- DIRECTION 1 -
Could you express the entries below, everything from the line containing "panel: adoption reasons" down to the line containing "value: 14 percent: 14%", as a JSON list of strings, one string per line with blank lines left out?

- DOCUMENT TEXT -
◆ ◆ ◆ ◆
Sir Joseph Banks

views updated May 23 2018

Sir Joseph Banks

1743-1820

English Naturalist

In 1768 Joseph Banks took part in the first expedition of Captain James Cook (1728-1779), from which he returned to England with a thousand new species of plants, a thousand more of birds and fish, and "insects innumerable." While still a young man, however, Banks ended his days as an explorer to become president of the Royal Society, and later a sponsor of expeditions to Africa, Australia, the Pacific, and the Arctic.

Born in London on February 13, 1743, Banks came from an exceedingly wealthy family with an enormous estate in Lincolnshire. He undertook his early education at Eton, and it was there, at age 14, that Banks, as he later recalled, discovered his calling in life. One summer evening, he was walking near the school when he suddenly became aware of the variety of flowers growing along the lane. Inspired to study nature, thereafter he learned as much as he could about botany. Upon arriving at Oxford University and discovering that it had no professor of botany, the young heir (his father had died when he was young) simply hired a botany professor from Oxford's rival, Cambridge, and brought the instructor back to Oxford to teach him.
◆ ◆ ◆ ◆
- DATASET RECORDS -
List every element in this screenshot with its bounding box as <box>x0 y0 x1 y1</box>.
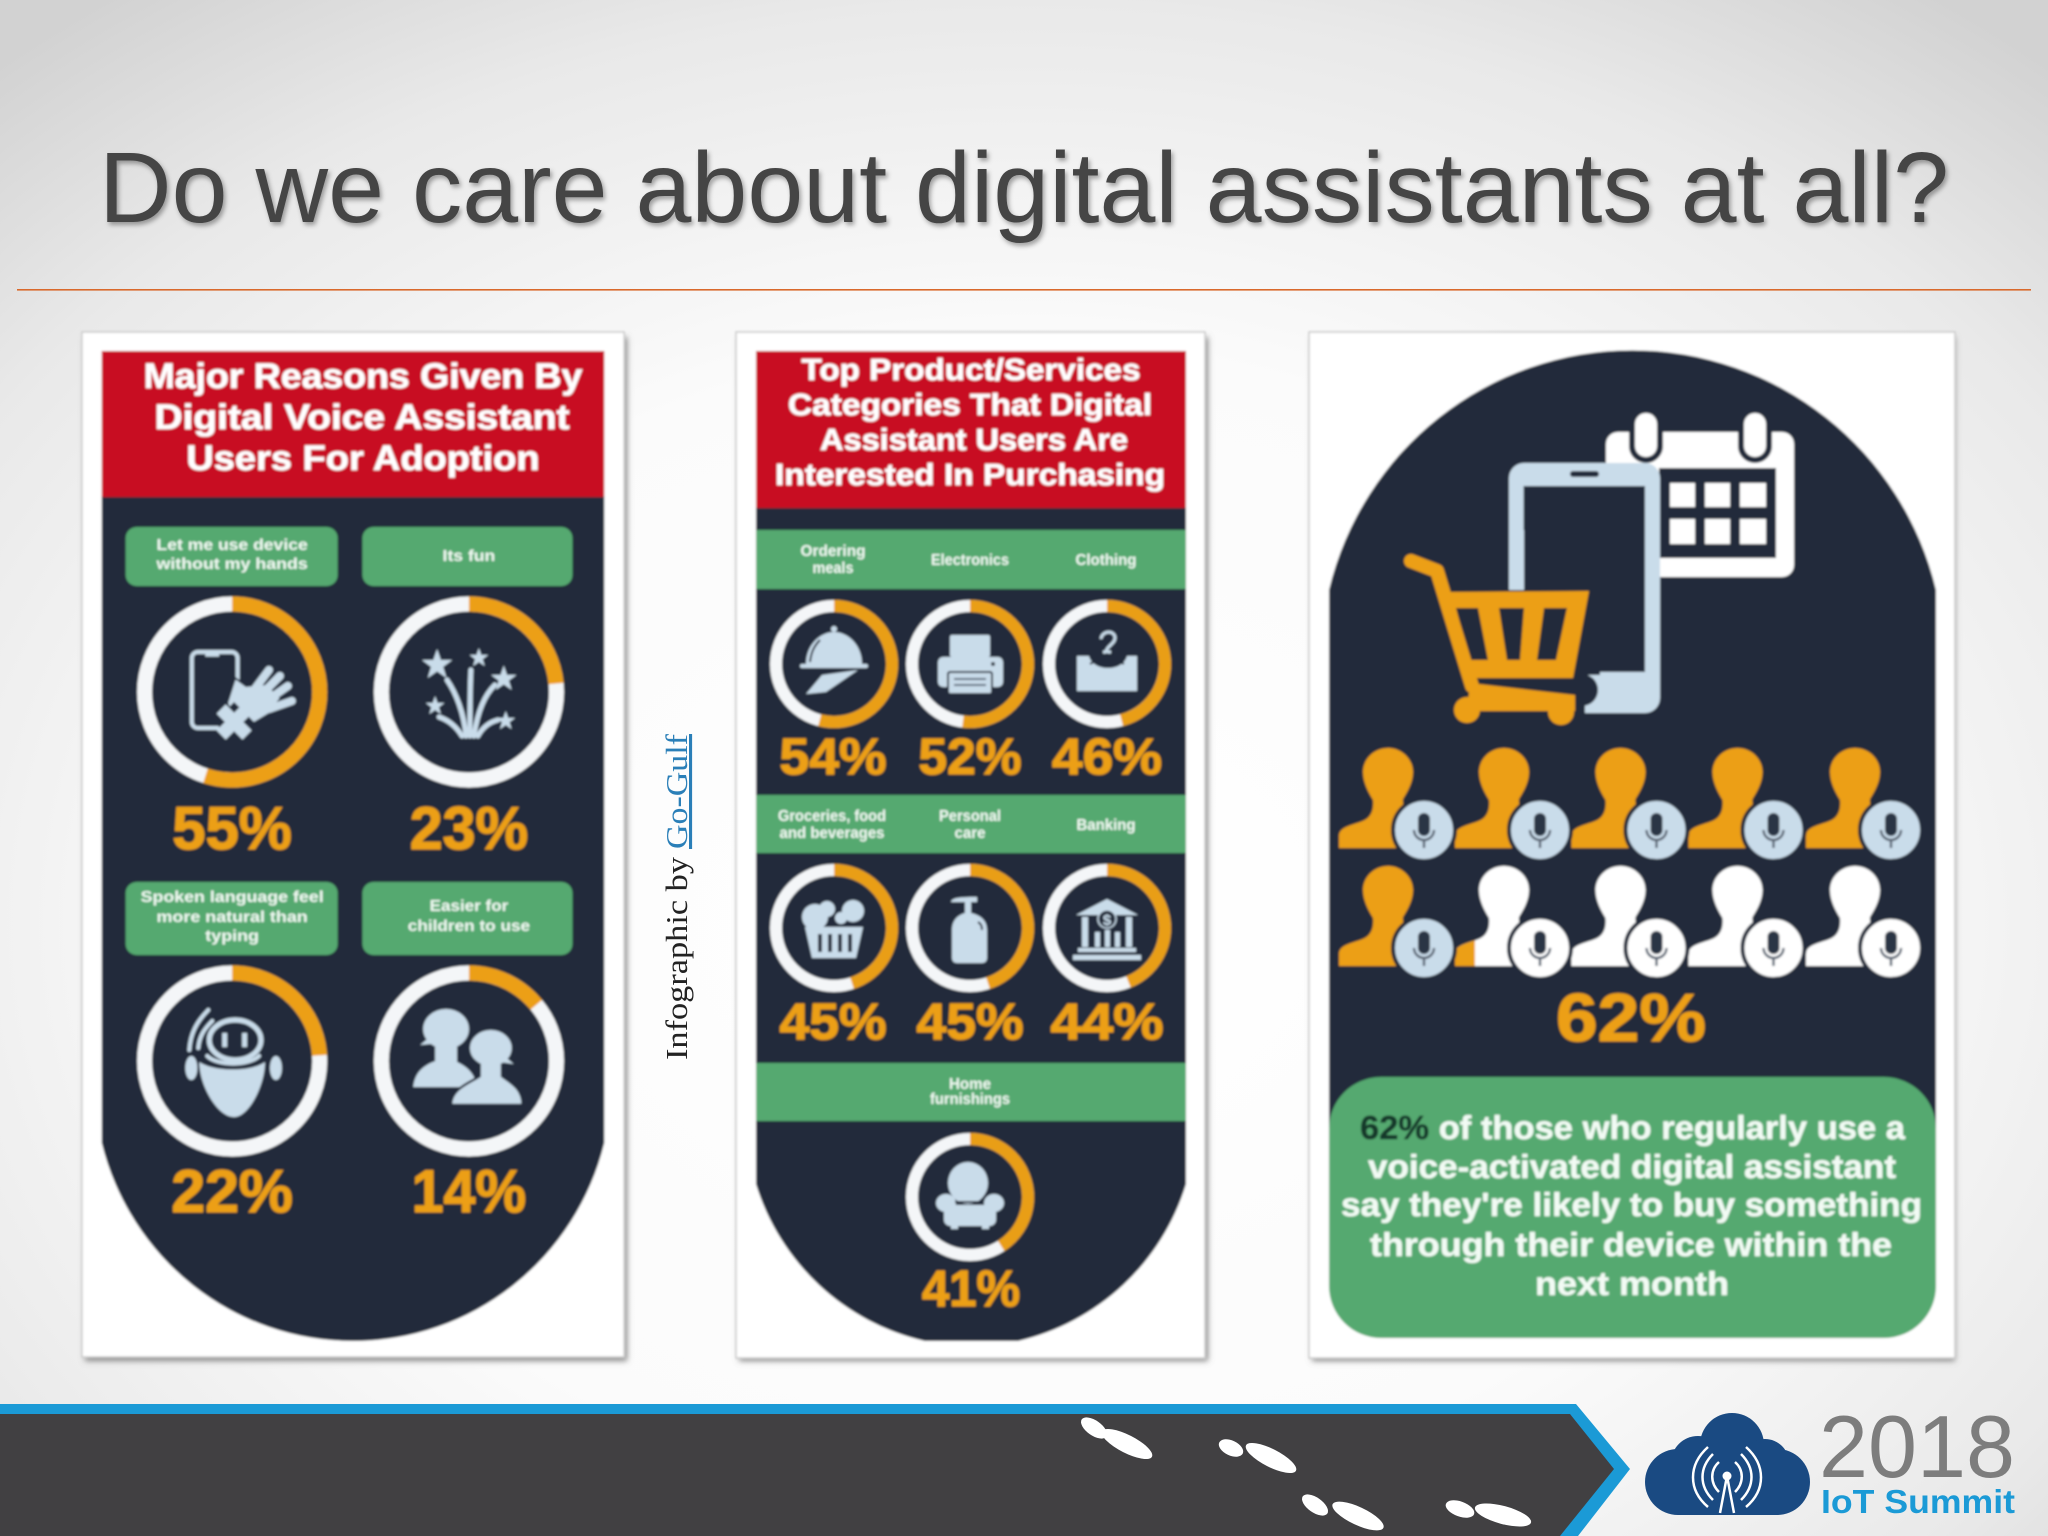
panel: adoption reasons <box>82 332 627 1361</box>
label: fun: Its fun <box>443 548 495 565</box>
gauge: 52 percent <box>912 606 1028 722</box>
label: natural language <box>126 882 338 955</box>
decoration: white footprints <box>1077 1413 1533 1536</box>
callout: likely buyers: through their device within the <box>1370 1226 1892 1263</box>
icon: grocery basket <box>802 900 864 958</box>
logo text: IoT Summit: IoT Summit <box>1821 1483 2015 1520</box>
attribution: Infographic by Go-Gulf: Go-Gulf <box>659 733 694 849</box>
heading: adoption reasons: Digital Voice Assistant <box>155 398 570 437</box>
value: 14 percent: 14% <box>412 1158 526 1225</box>
band: home furnishings <box>756 1063 1186 1121</box>
heading: purchase categories: Assistant Users Are <box>820 422 1128 457</box>
callout: likely buyers: voice-activated digital assistant <box>1368 1148 1896 1185</box>
band: first categories: Ordering <box>800 543 866 560</box>
band: home furnishings: furnishings <box>930 1091 1010 1108</box>
band: second categories: Groceries, food <box>778 808 886 825</box>
attribution: Infographic by Go-Gulf <box>659 733 694 1060</box>
callout: likely buyers <box>1329 1077 1936 1338</box>
gauge: 55 percent <box>145 604 320 780</box>
callout: likely buyers: say they're likely to buy something <box>1341 1186 1922 1223</box>
icon: calendar <box>1606 410 1794 577</box>
icon: armchair <box>936 1162 1004 1229</box>
panel: likely to buy <box>1309 332 1955 1361</box>
callout: likely buyers: next month <box>1535 1265 1729 1302</box>
label: hands free <box>126 527 338 586</box>
icon: robot <box>185 1010 282 1117</box>
label: hands free: Let me use device <box>157 537 308 554</box>
band: second categories: Personal <box>939 808 1001 825</box>
band: first categories: meals <box>812 560 854 577</box>
band: second categories <box>756 795 1186 853</box>
icon: clothing <box>1077 632 1137 691</box>
logo: IoT Summit cloud <box>1645 1413 1810 1515</box>
logo text: 2018: 2018 <box>1819 1397 2015 1496</box>
panel: purchase categories <box>736 332 1208 1361</box>
icon group: ten people with microphones <box>1339 748 1922 979</box>
label: children: children to use <box>408 918 530 935</box>
gauge: 14 percent <box>381 973 557 1149</box>
gauge: 44 percent <box>1049 870 1165 986</box>
icon: children <box>413 1009 523 1105</box>
gauge: 22 percent <box>145 973 320 1149</box>
gauge: 23 percent <box>381 604 557 780</box>
icon: smartphone <box>1500 463 1660 713</box>
label: natural language: more natural than <box>157 909 308 926</box>
value: 41 percent: 41% <box>922 1260 1020 1317</box>
attribution: Infographic by Go-Gulf: Infographic by <box>659 856 694 1060</box>
gauge: 46 percent <box>1049 606 1165 722</box>
label: children: Easier for <box>430 898 508 915</box>
value: 44 percent: 44% <box>1050 993 1164 1050</box>
value: 45 percent personal care: 45% <box>916 993 1024 1050</box>
icon: printer <box>938 635 1003 694</box>
gauge: 45 percent groceries <box>776 870 892 986</box>
value: 52 percent: 52% <box>918 728 1022 785</box>
band: home furnishings: Home <box>949 1076 991 1093</box>
heading: purchase categories: Categories That Digital <box>788 387 1152 422</box>
value: 46 percent: 46% <box>1052 728 1162 785</box>
value: 55 percent: 55% <box>172 795 292 862</box>
band: first categories <box>756 530 1186 589</box>
icon: shopping cart <box>1411 561 1589 725</box>
gauge: 45 percent personal care <box>912 870 1028 986</box>
label: children <box>362 882 572 955</box>
gauge: 41 percent <box>912 1139 1028 1255</box>
heading: adoption reasons <box>144 357 583 478</box>
callout: likely buyers: 62% of those who regularly use a <box>1360 1109 1906 1146</box>
band: second categories: Banking <box>1076 817 1136 834</box>
heading: purchase categories: Top Product/Services <box>802 352 1140 387</box>
value: 23 percent: 23% <box>410 795 528 862</box>
value: 62 percent: 62% <box>1556 980 1706 1056</box>
label: fun <box>362 527 572 586</box>
icon: fireworks <box>422 648 517 736</box>
icon: bank <box>1073 899 1141 960</box>
label: natural language: Spoken language feel <box>141 889 324 906</box>
band: first categories: Electronics <box>931 552 1009 569</box>
icon: food cloche <box>800 626 868 694</box>
title: Do we care about digital assistants at all? <box>99 132 1949 244</box>
value: 22 percent: 22% <box>171 1158 293 1225</box>
band: first categories: Clothing <box>1076 552 1136 569</box>
footer band with arrow <box>0 1404 1630 1536</box>
icon: phone and hand <box>192 652 292 742</box>
label: hands free: without my hands <box>155 556 308 573</box>
heading: purchase categories: Interested In Purchasing <box>775 457 1165 492</box>
icon: soap bottle <box>951 897 987 963</box>
label: natural language: typing <box>205 928 259 945</box>
gauge: 54 percent <box>776 606 892 722</box>
heading: adoption reasons: Major Reasons Given By <box>144 357 583 396</box>
value: 45 percent groceries: 45% <box>780 993 886 1050</box>
heading: purchase categories <box>775 352 1165 492</box>
value: 54 percent: 54% <box>780 728 886 785</box>
band: second categories: care <box>954 825 986 842</box>
band: second categories: and beverages <box>780 825 885 842</box>
heading: adoption reasons: Users For Adoption <box>186 439 540 478</box>
icon: bank: $ <box>1103 912 1112 929</box>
◆ ◆ ◆ ◆
- DIRECTION 2 -
Can you continue the account of Sir Joseph Banks above, picking up right after its last sentence?

- WRITTEN ANSWER 1 -
[
  "panel: adoption reasons <box>82 332 627 1361</box>",
  "label: fun: Its fun <box>443 548 495 565</box>",
  "gauge: 52 percent <box>912 606 1028 722</box>",
  "label: natural language <box>126 882 338 955</box>",
  "decoration: white footprints <box>1077 1413 1533 1536</box>",
  "callout: likely buyers: through their device within the <box>1370 1226 1892 1263</box>",
  "icon: grocery basket <box>802 900 864 958</box>",
  "logo text: IoT Summit: IoT Summit <box>1821 1483 2015 1520</box>",
  "attribution: Infographic by Go-Gulf: Go-Gulf <box>659 733 694 849</box>",
  "heading: adoption reasons: Digital Voice Assistant <box>155 398 570 437</box>",
  "value: 14 percent: 14% <box>412 1158 526 1225</box>"
]

- WRITTEN ANSWER 2 -
After graduating from Oxford in 1763 and gaining his full inheritance the following year when he turned 21, Banks became a fellow of the Royal Society in 1766. He went on his first voyage later that year, aboard the Niger to collect plant specimens in Newfoundland and Labrador. Returning to England, he soon learned about the opportunity of a lifetime: a chance to sail with Captain Cook as onboard naturalist. Banks would have to pay his own expenses, and those of his staff, but that was no problem for him, so in 1768 he left England with Cook aboard the Endeavor.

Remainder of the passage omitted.